Exercise prompt: Identify every line in the records below that contains the word "Perlu", and reproduce each one.

Records for this task:
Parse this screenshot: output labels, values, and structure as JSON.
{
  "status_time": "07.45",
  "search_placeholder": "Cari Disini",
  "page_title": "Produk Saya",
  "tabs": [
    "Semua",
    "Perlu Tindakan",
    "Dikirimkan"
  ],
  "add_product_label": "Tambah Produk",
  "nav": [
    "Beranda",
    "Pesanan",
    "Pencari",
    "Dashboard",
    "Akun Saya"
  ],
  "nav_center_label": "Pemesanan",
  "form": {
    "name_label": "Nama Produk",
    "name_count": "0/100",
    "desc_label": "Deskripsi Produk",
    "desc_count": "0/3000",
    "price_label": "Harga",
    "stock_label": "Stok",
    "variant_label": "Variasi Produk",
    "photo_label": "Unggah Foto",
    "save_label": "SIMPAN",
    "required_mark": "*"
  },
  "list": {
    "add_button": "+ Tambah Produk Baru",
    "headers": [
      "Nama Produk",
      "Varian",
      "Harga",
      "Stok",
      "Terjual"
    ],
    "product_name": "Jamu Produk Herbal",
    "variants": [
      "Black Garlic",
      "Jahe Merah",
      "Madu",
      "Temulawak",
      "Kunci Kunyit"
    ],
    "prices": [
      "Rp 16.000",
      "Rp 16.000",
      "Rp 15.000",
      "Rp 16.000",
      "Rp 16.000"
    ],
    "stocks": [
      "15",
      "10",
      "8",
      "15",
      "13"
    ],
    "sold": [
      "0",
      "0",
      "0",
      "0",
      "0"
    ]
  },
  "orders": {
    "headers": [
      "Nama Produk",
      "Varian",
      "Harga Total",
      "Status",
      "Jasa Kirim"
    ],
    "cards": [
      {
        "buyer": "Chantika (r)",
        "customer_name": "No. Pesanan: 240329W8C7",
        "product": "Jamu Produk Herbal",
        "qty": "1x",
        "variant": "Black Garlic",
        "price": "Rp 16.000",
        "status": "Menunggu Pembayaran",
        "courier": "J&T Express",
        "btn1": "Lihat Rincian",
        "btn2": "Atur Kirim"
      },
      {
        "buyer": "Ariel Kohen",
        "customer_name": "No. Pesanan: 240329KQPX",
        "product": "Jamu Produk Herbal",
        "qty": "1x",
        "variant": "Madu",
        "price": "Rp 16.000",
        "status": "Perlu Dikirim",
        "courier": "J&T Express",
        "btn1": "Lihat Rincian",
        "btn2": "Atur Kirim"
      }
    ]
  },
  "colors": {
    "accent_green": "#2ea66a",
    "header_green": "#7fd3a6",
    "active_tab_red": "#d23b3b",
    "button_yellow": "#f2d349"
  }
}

Task solution:
    "Perlu Tindakan",
        "status": "Perlu Dikirim",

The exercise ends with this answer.